Ora, per fare tutto questo è indispensabile modificare il suddetto articolo 18. Si può essere favorevoli o contrari a questa modifica, ma dire che l’articolo 18 non viene toccato dal Jobs Act (solo perché non compare espressamente la dicitura “articolo 18”) è falso.

Peraltro, chi volesse prendersi la briga di leggere per intero il provvedimento approvato dal Senato scoprirebbe che con quella legge si è data una delega al governo italiano a riformare profondamente (e secondo criteri piuttosto precisi) il funzionamento del mercato del lavoro italiano. Se vi è sembrato che di Jobs Act negli ultimi mesi si sia parlato solo in relazione all’articolo 18, non vi siete sbagliati: è esattamente quello che è successo. Probabilmente molti cittadini avrebbero gradito conoscere tutti gli altri aspetti che verranno riformati, e magari confrontare le posizioni delle varie forze politiche sul come riformarli. Ma tutto ciò non è avvenuto, e questa è una responsabilità che ricade tanto in capo alla politica (governo, maggioranza e opposizione) quanto al sistema dell’informazione, che evidentemente in tema di Jobs Act ha informato poco e male.

Seconda osservazione: il professor Pasquino (per chi non lo conoscesse, uno dei più autorevoli politologi italiani) afferma senza mezzi termini che il Mattarellum sia un sistema elettorale migliore dell’Italicum. In generale, va molto di moda la narrazione per cui l’Italicum sarebbe frutto di un compromesso al ribasso, e che sia un mistero il motivo per cui vada privilegiata una riforma di compromesso rispetto ad un più semplice ripristino della legge Mattarella. Ora, dal mio punto di vista l’Italicum (nella sua versione 2.0, ne ho parlato qui) è meglio del Mattarellum per almeno tre motivi:

1) Come spesso ama ripetere Renzi, il giorno dopo le elezioni (che sia al primo o al secondo turno) vi sarà sempre un partito con una maggioranza alla Camera dei Deputati; se si riuscirà a completare la riforma costituzionale che elimina il legame fiduciario tra Senato e governo, questo vorrà dire individuare immediatamente chi formerà un governo; quello che nessuno sembra ricordare è che con il Mattarellum questo non era possibile: in ben due elezioni su tre in cui venne usato, quel sistema elettorale non diede la maggioranza assoluta alla coalizione vincente (al centrodestra al Senato nel 1994, al centrosinistra alla Camera nel 1996); inoltre, la formula del collegio uninominale e l’esistenza della doppia scheda favoriva la frammentazione: si formavano coalizioni pre-elettorali di tanti partiti, buone per vincere le elezioni ma ancor più per farli litigare una volta al governo; questo difetto è stato successivamente ereditato (se possibile in forma peggiore) dal Porcellum.

Elenco delle righe:
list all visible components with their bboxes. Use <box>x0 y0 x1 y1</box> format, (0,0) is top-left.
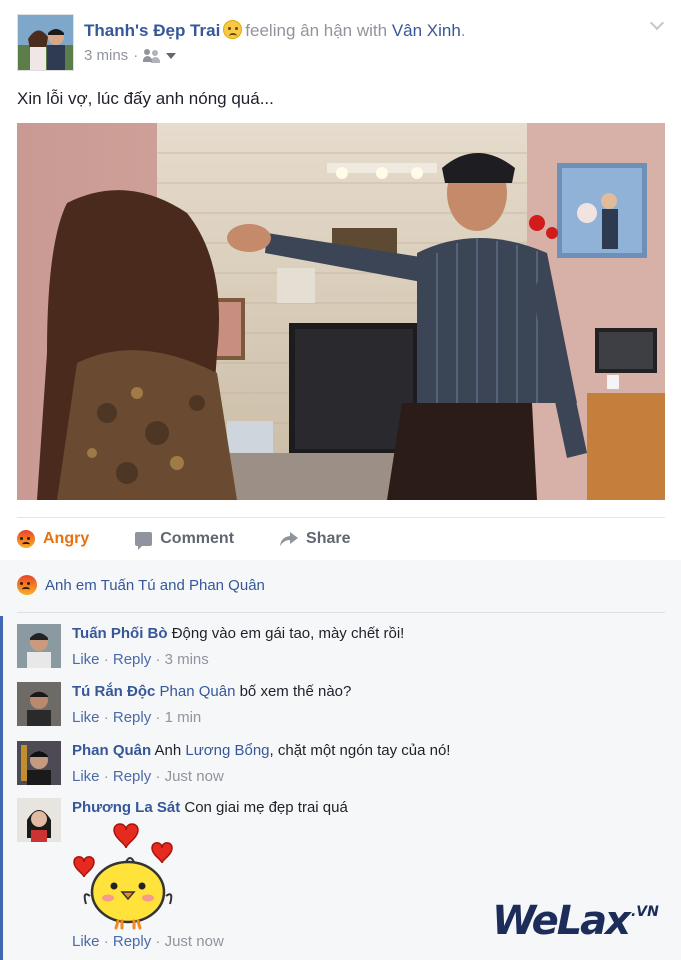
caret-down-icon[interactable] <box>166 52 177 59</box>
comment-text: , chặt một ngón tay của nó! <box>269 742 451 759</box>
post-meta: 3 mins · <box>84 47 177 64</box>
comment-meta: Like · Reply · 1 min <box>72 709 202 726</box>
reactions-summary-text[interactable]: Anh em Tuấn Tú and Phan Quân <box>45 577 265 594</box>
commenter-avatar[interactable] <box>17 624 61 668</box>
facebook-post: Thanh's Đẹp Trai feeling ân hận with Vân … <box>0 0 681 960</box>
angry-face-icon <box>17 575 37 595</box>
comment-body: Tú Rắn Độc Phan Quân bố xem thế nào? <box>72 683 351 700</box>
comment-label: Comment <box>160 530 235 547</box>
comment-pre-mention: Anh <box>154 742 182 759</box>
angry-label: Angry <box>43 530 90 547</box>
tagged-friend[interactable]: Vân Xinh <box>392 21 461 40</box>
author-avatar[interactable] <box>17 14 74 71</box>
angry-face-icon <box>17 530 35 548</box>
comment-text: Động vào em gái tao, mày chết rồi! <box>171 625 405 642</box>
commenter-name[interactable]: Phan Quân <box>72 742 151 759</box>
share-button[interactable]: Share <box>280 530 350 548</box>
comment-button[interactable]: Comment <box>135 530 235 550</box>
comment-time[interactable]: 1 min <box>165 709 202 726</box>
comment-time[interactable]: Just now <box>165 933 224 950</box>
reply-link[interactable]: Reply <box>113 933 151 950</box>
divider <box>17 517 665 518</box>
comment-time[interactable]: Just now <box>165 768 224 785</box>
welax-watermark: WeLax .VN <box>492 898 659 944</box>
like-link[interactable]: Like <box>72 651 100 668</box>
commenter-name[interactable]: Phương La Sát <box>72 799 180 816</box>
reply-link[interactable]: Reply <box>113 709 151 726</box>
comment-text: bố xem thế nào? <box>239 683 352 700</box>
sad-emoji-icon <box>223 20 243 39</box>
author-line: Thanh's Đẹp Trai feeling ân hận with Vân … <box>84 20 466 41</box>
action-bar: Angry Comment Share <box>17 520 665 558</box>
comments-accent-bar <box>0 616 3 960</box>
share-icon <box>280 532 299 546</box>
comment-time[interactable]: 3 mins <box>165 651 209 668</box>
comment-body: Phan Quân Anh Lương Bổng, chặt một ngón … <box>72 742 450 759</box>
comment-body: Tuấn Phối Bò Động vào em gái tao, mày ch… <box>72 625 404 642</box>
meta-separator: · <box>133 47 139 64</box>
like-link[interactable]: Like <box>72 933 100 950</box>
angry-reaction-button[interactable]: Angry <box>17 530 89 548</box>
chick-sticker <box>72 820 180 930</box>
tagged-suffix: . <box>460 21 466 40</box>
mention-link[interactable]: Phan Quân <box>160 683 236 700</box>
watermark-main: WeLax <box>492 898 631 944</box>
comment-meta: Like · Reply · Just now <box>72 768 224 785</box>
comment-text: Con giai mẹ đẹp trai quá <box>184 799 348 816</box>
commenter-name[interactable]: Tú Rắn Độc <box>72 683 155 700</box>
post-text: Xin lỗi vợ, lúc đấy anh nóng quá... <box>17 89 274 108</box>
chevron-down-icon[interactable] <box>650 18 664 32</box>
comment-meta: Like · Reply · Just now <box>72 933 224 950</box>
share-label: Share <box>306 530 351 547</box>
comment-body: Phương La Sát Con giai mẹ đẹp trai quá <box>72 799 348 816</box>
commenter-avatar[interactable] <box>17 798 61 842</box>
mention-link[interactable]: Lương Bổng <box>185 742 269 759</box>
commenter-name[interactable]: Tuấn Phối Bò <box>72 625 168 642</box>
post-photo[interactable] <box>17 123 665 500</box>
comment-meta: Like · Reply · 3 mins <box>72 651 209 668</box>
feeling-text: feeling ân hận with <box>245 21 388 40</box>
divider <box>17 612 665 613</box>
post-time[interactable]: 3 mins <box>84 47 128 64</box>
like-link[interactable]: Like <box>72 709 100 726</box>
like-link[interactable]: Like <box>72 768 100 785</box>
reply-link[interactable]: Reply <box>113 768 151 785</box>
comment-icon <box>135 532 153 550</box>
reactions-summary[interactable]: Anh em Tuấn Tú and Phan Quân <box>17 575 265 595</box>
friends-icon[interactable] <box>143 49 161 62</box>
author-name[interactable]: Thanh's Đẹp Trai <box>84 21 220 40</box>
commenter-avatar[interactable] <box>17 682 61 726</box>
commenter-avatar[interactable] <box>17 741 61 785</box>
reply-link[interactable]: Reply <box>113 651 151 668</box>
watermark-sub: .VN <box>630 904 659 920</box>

* * *

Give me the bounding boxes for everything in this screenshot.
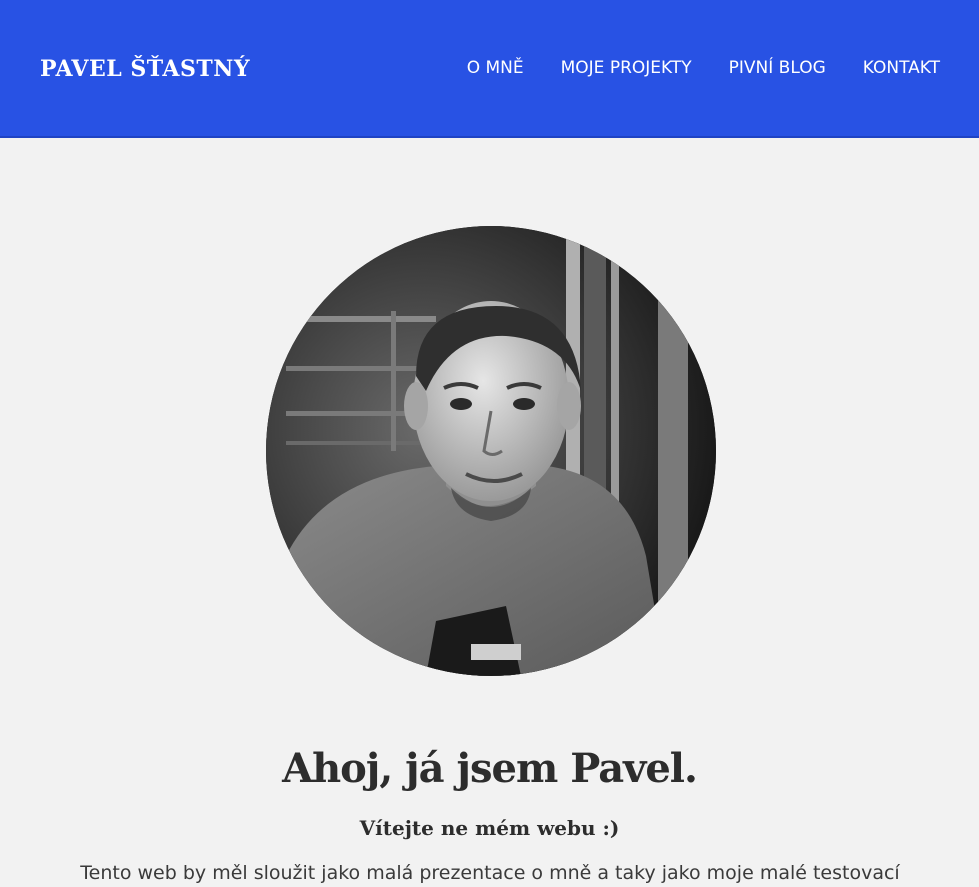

Cosa farai:
1. Elenca tutti i sistemi elettorali che l'estratto sulla riforma elettorale chiama con un nome proprio.
2. Secondo l'estratto sulla riforma elettorale, a quale coalizione il Mattarellum non diede la maggioranza assoluta alla Camera nel 1996?
Le righe non servono a nulla in questo lavoro.

Risposte fornite:
1. Mattarellum, Italicum, Porcellum

2. Al centrosinistra.